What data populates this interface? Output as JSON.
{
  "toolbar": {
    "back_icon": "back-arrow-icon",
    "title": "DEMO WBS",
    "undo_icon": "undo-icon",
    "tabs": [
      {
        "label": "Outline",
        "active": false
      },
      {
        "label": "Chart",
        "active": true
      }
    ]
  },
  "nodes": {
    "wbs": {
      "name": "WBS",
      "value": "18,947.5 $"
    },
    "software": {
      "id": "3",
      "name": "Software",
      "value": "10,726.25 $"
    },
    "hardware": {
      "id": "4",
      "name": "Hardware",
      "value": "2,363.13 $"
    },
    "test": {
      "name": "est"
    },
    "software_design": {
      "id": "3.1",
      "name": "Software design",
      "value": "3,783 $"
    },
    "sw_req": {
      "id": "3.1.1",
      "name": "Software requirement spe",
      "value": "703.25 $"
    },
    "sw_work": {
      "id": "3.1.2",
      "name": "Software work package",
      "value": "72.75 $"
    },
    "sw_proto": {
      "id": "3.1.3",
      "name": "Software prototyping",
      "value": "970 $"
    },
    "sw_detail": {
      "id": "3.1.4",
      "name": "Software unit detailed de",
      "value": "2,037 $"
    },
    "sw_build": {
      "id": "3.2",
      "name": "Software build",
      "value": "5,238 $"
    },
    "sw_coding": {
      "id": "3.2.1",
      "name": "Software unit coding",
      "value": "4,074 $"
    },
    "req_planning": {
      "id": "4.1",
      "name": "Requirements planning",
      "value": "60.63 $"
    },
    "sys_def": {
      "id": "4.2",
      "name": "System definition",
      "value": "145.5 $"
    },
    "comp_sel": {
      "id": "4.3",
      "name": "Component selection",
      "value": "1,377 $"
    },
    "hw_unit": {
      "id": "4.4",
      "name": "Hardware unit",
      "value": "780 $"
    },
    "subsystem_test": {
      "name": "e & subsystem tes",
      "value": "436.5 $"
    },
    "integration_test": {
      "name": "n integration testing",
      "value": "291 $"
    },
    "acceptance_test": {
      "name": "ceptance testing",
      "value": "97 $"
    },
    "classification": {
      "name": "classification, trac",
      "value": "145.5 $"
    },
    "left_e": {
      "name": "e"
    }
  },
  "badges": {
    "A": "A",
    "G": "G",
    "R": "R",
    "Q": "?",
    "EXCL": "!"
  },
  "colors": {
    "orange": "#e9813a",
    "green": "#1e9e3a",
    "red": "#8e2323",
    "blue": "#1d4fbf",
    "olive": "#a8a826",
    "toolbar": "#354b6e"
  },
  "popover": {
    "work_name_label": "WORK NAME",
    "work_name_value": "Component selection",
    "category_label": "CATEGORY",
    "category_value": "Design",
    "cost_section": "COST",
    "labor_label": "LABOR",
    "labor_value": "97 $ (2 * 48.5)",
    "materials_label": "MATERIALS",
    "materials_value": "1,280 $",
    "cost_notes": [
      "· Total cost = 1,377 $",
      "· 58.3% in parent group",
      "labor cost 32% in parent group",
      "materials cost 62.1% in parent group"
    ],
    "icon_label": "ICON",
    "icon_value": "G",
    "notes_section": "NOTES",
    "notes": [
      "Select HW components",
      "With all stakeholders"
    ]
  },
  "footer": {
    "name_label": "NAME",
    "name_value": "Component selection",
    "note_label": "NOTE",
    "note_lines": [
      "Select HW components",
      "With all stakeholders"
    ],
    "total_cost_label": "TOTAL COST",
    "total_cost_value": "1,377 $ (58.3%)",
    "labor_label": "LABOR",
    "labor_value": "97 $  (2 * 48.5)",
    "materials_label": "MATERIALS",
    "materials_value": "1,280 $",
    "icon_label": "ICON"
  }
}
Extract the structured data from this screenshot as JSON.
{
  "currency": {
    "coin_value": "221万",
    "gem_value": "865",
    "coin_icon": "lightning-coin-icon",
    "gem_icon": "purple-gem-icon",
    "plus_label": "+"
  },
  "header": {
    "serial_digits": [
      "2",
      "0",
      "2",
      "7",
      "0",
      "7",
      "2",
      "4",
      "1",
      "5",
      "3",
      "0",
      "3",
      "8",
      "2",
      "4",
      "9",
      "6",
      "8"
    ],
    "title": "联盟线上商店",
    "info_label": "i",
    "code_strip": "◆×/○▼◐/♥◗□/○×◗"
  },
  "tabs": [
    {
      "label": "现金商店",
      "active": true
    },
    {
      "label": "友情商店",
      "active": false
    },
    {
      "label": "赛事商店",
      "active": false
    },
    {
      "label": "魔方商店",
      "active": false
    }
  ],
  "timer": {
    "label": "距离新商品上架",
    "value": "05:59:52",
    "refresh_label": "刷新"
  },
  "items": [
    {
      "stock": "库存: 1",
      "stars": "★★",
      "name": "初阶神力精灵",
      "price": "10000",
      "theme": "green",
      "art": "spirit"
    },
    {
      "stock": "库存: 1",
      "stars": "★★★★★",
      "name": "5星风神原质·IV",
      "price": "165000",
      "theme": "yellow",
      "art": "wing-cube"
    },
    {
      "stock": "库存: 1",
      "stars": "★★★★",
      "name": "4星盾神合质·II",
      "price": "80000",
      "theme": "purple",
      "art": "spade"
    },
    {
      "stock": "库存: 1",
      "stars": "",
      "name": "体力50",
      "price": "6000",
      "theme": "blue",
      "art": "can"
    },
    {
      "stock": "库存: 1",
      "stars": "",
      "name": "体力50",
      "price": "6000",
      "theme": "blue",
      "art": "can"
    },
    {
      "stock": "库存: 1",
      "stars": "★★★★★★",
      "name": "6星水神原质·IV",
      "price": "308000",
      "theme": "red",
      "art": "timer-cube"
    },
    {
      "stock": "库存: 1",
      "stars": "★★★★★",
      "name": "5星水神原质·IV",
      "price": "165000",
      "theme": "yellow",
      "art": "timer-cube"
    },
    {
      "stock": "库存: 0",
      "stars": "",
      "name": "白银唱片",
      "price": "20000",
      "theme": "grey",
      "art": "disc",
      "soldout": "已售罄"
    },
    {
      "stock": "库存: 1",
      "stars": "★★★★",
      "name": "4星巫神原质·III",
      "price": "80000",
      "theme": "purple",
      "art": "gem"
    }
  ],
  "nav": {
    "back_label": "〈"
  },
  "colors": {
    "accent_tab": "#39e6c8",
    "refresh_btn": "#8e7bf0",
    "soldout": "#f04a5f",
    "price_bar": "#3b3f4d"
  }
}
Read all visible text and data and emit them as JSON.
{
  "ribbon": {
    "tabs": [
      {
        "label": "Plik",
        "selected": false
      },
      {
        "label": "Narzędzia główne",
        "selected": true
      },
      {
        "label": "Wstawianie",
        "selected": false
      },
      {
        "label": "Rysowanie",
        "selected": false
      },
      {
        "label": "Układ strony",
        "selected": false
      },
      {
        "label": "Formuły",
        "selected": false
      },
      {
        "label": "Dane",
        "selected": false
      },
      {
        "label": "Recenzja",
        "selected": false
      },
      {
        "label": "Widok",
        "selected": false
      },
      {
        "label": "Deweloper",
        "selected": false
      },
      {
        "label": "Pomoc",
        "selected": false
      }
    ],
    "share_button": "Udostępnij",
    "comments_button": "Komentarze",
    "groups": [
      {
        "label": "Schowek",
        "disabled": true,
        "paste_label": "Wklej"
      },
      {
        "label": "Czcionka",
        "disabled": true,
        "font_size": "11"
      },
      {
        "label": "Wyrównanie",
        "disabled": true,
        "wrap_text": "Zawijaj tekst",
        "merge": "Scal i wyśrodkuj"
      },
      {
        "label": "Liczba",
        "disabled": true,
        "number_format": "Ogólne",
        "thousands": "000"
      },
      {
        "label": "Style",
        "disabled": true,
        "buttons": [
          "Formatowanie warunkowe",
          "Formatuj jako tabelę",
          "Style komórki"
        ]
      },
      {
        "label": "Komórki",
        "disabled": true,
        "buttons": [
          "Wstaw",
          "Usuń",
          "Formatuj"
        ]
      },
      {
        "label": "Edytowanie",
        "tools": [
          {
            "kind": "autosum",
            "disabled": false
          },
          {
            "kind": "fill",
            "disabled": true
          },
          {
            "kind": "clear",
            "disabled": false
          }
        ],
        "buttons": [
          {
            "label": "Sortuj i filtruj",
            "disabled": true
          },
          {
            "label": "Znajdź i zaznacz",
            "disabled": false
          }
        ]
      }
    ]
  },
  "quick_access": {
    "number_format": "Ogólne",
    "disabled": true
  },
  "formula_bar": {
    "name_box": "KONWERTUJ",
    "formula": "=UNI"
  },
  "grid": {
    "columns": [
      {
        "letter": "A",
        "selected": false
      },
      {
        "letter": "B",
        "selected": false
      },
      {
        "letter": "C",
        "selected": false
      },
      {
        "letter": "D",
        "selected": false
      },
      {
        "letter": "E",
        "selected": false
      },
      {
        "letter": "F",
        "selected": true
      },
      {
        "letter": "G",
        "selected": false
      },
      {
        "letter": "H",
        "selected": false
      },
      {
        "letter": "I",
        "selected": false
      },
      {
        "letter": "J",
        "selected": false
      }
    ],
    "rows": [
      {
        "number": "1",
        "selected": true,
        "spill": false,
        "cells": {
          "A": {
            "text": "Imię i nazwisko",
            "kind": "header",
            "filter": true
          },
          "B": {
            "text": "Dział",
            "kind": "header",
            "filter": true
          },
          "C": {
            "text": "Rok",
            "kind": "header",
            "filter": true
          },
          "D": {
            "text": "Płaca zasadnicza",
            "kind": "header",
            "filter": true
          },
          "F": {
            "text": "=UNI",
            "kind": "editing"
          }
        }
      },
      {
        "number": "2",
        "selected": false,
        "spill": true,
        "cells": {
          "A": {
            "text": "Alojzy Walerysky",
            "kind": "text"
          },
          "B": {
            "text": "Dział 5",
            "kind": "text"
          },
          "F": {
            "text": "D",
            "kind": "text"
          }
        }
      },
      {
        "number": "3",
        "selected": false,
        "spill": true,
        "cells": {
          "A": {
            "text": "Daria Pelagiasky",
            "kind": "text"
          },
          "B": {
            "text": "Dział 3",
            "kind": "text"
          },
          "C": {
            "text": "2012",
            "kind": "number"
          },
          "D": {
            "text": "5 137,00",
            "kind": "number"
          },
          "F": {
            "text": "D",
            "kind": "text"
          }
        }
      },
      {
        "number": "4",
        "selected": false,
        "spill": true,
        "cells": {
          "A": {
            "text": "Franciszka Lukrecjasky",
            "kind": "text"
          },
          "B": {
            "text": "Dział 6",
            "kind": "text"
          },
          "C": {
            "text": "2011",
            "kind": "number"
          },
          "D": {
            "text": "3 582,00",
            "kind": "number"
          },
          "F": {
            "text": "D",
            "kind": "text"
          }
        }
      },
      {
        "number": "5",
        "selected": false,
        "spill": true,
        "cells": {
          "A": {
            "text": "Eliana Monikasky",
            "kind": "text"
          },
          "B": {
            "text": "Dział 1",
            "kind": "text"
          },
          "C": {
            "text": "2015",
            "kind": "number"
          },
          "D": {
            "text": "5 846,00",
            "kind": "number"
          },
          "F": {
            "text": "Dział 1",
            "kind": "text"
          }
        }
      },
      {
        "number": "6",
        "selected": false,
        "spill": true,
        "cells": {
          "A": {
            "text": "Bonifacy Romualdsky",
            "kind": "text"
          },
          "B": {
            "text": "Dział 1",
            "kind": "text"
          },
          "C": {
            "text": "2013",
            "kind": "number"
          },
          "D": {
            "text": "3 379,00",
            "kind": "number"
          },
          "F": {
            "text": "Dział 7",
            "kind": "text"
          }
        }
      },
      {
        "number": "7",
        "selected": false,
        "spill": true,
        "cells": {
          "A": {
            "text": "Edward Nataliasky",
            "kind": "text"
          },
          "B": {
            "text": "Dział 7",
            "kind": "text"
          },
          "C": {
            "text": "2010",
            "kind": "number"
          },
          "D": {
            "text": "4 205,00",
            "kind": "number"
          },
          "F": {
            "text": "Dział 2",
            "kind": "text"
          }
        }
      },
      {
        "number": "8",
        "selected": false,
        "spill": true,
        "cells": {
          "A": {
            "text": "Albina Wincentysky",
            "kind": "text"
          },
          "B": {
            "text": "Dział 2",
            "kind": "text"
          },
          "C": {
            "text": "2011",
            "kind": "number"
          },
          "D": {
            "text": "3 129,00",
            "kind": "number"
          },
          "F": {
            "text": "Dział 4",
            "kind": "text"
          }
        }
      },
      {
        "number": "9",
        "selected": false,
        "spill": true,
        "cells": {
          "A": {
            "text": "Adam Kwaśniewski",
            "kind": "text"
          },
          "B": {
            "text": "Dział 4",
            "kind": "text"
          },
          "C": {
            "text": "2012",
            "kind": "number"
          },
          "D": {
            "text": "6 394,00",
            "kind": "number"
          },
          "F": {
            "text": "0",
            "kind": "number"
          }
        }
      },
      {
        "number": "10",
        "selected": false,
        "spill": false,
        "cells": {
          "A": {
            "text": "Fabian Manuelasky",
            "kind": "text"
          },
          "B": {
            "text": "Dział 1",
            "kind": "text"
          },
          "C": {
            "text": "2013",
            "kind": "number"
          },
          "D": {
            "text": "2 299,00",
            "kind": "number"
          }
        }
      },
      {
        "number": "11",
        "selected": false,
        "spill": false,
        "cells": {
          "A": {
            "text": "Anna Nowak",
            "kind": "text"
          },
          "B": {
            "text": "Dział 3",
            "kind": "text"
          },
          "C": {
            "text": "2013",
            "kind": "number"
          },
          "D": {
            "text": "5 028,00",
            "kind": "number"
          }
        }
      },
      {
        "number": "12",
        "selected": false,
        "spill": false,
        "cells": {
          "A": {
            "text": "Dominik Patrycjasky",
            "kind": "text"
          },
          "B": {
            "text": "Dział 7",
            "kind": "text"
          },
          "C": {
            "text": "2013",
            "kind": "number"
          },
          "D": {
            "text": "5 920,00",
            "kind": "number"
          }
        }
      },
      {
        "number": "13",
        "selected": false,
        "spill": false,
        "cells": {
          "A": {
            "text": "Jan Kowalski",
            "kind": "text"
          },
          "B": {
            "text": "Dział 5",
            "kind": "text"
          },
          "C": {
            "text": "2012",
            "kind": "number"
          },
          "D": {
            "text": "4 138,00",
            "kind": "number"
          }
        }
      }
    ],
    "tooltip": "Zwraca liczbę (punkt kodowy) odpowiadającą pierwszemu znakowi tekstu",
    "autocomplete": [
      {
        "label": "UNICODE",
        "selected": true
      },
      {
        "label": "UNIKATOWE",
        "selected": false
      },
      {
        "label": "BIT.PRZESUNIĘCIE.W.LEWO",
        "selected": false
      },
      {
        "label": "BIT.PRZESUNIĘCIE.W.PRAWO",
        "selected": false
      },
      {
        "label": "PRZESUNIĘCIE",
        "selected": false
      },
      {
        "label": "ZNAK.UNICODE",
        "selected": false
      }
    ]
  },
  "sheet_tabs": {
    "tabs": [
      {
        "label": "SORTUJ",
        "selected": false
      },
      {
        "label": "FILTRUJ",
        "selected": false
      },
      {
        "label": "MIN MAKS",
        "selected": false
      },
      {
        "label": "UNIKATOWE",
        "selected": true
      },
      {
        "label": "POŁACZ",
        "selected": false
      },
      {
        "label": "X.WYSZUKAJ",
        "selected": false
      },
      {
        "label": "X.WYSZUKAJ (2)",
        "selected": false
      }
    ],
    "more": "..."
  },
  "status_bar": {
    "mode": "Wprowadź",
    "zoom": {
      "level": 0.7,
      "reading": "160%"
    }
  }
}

### Exercise details
Identify and copy all lines with the word "selection".

### Task answer
      "name": "Component selection",
    "work_name_value": "Component selection",
    "name_value": "Component selection",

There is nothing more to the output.